>>>>>

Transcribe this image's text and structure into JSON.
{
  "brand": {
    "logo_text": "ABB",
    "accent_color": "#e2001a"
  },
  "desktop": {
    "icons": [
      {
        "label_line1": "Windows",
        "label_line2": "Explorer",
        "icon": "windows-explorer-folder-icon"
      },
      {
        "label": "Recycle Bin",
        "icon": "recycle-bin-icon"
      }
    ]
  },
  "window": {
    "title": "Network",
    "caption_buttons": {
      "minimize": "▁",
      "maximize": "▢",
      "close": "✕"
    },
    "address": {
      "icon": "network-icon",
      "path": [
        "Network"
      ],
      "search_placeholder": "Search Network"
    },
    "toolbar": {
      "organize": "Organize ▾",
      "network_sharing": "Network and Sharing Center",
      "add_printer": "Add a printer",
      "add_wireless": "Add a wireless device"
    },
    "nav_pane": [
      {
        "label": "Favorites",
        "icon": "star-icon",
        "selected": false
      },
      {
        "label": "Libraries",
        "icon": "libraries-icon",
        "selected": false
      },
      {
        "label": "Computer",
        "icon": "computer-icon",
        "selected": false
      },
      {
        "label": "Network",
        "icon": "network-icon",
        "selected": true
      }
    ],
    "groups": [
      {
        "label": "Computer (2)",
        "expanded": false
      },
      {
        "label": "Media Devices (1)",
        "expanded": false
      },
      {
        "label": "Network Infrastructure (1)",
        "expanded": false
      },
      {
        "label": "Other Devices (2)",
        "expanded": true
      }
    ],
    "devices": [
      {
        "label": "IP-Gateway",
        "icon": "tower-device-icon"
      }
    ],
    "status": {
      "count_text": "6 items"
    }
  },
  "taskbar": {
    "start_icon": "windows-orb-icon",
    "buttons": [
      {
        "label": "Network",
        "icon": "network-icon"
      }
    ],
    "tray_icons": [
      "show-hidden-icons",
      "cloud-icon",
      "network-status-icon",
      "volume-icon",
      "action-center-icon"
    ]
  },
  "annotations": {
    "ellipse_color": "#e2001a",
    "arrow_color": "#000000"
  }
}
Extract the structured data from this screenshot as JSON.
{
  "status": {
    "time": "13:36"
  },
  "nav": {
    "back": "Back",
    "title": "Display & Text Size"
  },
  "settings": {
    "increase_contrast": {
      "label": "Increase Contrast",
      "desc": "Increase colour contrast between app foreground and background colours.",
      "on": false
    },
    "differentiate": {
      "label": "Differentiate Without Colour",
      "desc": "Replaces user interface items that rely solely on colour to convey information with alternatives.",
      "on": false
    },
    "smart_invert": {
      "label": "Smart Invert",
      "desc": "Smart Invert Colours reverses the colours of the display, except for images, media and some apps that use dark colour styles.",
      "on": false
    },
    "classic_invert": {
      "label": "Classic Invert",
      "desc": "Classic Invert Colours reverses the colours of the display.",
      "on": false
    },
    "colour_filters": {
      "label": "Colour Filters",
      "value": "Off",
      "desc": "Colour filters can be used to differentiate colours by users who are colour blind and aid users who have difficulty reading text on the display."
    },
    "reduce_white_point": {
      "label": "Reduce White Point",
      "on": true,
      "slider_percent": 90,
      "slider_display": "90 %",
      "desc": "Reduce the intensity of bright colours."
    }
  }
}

<<<<<

Without leaving anything out, quote all the data.

Transcribe this image's text and structure into JSON.
{
  "brand": {
    "logo_text": "ABB",
    "accent_color": "#e2001a"
  },
  "desktop": {
    "icons": [
      {
        "label_line1": "Windows",
        "label_line2": "Explorer",
        "icon": "windows-explorer-folder-icon"
      },
      {
        "label": "Recycle Bin",
        "icon": "recycle-bin-icon"
      }
    ]
  },
  "window": {
    "title": "Network",
    "caption_buttons": {
      "minimize": "▁",
      "maximize": "▢",
      "close": "✕"
    },
    "address": {
      "icon": "network-icon",
      "path": [
        "Network"
      ],
      "search_placeholder": "Search Network"
    },
    "toolbar": {
      "organize": "Organize ▾",
      "network_sharing": "Network and Sharing Center",
      "add_printer": "Add a printer",
      "add_wireless": "Add a wireless device"
    },
    "nav_pane": [
      {
        "label": "Favorites",
        "icon": "star-icon",
        "selected": false
      },
      {
        "label": "Libraries",
        "icon": "libraries-icon",
        "selected": false
      },
      {
        "label": "Computer",
        "icon": "computer-icon",
        "selected": false
      },
      {
        "label": "Network",
        "icon": "network-icon",
        "selected": true
      }
    ],
    "groups": [
      {
        "label": "Computer (2)",
        "expanded": false
      },
      {
        "label": "Media Devices (1)",
        "expanded": false
      },
      {
        "label": "Network Infrastructure (1)",
        "expanded": false
      },
      {
        "label": "Other Devices (2)",
        "expanded": true
      }
    ],
    "devices": [
      {
        "label": "IP-Gateway",
        "icon": "tower-device-icon"
      }
    ],
    "status": {
      "count_text": "6 items"
    }
  },
  "taskbar": {
    "start_icon": "windows-orb-icon",
    "buttons": [
      {
        "label": "Network",
        "icon": "network-icon"
      }
    ],
    "tray_icons": [
      "show-hidden-icons",
      "cloud-icon",
      "network-status-icon",
      "volume-icon",
      "action-center-icon"
    ]
  },
  "annotations": {
    "ellipse_color": "#e2001a",
    "arrow_color": "#000000"
  }
}
Extract the structured data from this screenshot as JSON.
{
  "status": {
    "time": "13:36"
  },
  "nav": {
    "back": "Back",
    "title": "Display & Text Size"
  },
  "settings": {
    "increase_contrast": {
      "label": "Increase Contrast",
      "desc": "Increase colour contrast between app foreground and background colours.",
      "on": false
    },
    "differentiate": {
      "label": "Differentiate Without Colour",
      "desc": "Replaces user interface items that rely solely on colour to convey information with alternatives.",
      "on": false
    },
    "smart_invert": {
      "label": "Smart Invert",
      "desc": "Smart Invert Colours reverses the colours of the display, except for images, media and some apps that use dark colour styles.",
      "on": false
    },
    "classic_invert": {
      "label": "Classic Invert",
      "desc": "Classic Invert Colours reverses the colours of the display.",
      "on": false
    },
    "colour_filters": {
      "label": "Colour Filters",
      "value": "Off",
      "desc": "Colour filters can be used to differentiate colours by users who are colour blind and aid users who have difficulty reading text on the display."
    },
    "reduce_white_point": {
      "label": "Reduce White Point",
      "on": true,
      "slider_percent": 90,
      "slider_display": "90 %",
      "desc": "Reduce the intensity of bright colours."
    }
  }
}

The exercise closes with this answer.